Start of Supplied records

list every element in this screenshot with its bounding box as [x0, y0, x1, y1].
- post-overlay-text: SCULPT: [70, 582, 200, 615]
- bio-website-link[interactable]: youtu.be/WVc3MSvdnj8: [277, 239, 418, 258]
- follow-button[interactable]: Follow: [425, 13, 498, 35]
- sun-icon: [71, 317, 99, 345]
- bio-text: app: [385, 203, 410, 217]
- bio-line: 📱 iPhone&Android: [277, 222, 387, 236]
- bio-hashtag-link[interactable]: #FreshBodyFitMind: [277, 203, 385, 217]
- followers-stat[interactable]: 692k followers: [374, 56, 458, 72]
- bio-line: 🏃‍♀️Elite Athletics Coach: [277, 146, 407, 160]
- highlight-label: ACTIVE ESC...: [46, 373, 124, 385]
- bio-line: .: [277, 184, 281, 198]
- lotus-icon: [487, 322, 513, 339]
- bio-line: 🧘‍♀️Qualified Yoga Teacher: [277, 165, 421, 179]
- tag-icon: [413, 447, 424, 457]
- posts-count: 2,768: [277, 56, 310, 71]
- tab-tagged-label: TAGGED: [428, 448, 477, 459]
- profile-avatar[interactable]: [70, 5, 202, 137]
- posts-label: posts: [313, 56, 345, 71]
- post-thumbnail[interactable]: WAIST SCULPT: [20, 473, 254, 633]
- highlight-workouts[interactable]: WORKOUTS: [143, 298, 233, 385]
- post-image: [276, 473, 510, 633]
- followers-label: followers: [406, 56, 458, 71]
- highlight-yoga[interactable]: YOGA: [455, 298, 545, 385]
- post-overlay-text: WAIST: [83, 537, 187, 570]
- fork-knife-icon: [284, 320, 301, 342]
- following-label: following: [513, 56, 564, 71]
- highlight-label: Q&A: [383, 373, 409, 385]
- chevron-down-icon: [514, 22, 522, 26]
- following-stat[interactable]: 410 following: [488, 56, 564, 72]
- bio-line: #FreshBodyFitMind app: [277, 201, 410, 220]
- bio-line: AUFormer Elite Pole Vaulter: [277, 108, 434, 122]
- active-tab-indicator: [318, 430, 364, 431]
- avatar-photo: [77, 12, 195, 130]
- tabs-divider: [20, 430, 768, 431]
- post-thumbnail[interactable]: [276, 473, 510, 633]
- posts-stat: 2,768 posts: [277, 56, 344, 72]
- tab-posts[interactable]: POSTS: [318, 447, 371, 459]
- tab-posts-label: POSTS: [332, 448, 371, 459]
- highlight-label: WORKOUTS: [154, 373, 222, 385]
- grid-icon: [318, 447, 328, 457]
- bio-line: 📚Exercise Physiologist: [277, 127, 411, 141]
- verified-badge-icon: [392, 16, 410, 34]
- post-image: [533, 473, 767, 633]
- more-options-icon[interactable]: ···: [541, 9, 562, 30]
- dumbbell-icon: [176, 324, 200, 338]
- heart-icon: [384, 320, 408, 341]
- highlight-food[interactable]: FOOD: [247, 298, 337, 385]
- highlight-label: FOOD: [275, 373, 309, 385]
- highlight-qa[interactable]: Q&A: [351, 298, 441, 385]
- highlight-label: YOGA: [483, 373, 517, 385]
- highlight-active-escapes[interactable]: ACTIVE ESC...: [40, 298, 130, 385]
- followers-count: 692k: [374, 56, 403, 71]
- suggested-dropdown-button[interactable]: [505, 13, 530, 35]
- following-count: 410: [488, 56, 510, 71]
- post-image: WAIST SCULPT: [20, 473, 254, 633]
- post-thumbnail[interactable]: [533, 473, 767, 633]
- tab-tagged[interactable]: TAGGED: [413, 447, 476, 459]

End of Supplied records

[The exercise] Express everything from the start of the data down to the line containing "- verified-badge-icon: [392, 16, 410, 34]" as a JSON list of strings, one string per line, with blank lines omitted.

[Exercise response]
[
  "list every element in this screenshot with its bounding box as [x0, y0, x1, y1].",
  "- post-overlay-text: SCULPT: [70, 582, 200, 615]",
  "- bio-website-link[interactable]: youtu.be/WVc3MSvdnj8: [277, 239, 418, 258]",
  "- follow-button[interactable]: Follow: [425, 13, 498, 35]",
  "- sun-icon: [71, 317, 99, 345]",
  "- bio-text: app: [385, 203, 410, 217]",
  "- bio-line: 📱 iPhone&Android: [277, 222, 387, 236]",
  "- bio-hashtag-link[interactable]: #FreshBodyFitMind: [277, 203, 385, 217]",
  "- followers-stat[interactable]: 692k followers: [374, 56, 458, 72]",
  "- bio-line: 🏃‍♀️Elite Athletics Coach: [277, 146, 407, 160]",
  "- highlight-label: ACTIVE ESC...: [46, 373, 124, 385]",
  "- bio-line: .: [277, 184, 281, 198]",
  "- lotus-icon: [487, 322, 513, 339]",
  "- bio-line: 🧘‍♀️Qualified Yoga Teacher: [277, 165, 421, 179]",
  "- tag-icon: [413, 447, 424, 457]",
  "- posts-count: 2,768: [277, 56, 310, 71]",
  "- tab-tagged-label: TAGGED: [428, 448, 477, 459]",
  "- profile-avatar[interactable]: [70, 5, 202, 137]",
  "- posts-label: posts: [313, 56, 345, 71]",
  "- post-thumbnail[interactable]: WAIST SCULPT: [20, 473, 254, 633]",
  "- highlight-workouts[interactable]: WORKOUTS: [143, 298, 233, 385]",
  "- post-image: [276, 473, 510, 633]",
  "- followers-label: followers: [406, 56, 458, 71]",
  "- highlight-yoga[interactable]: YOGA: [455, 298, 545, 385]",
  "- post-overlay-text: WAIST: [83, 537, 187, 570]",
  "- fork-knife-icon: [284, 320, 301, 342]",
  "- following-label: following: [513, 56, 564, 71]",
  "- highlight-label: Q&A: [383, 373, 409, 385]",
  "- chevron-down-icon: [514, 22, 522, 26]",
  "- following-stat[interactable]: 410 following: [488, 56, 564, 72]",
  "- bio-line: #FreshBodyFitMind app: [277, 201, 410, 220]",
  "- bio-line: AUFormer Elite Pole Vaulter: [277, 108, 434, 122]",
  "- active-tab-indicator: [318, 430, 364, 431]",
  "- avatar-photo: [77, 12, 195, 130]",
  "- tabs-divider: [20, 430, 768, 431]",
  "- post-thumbnail[interactable]: [276, 473, 510, 633]",
  "- posts-stat: 2,768 posts: [277, 56, 344, 72]",
  "- tab-posts[interactable]: POSTS: [318, 447, 371, 459]",
  "- tab-posts-label: POSTS: [332, 448, 371, 459]",
  "- highlight-label: WORKOUTS: [154, 373, 222, 385]",
  "- grid-icon: [318, 447, 328, 457]",
  "- bio-line: 📚Exercise Physiologist: [277, 127, 411, 141]",
  "- verified-badge-icon: [392, 16, 410, 34]"
]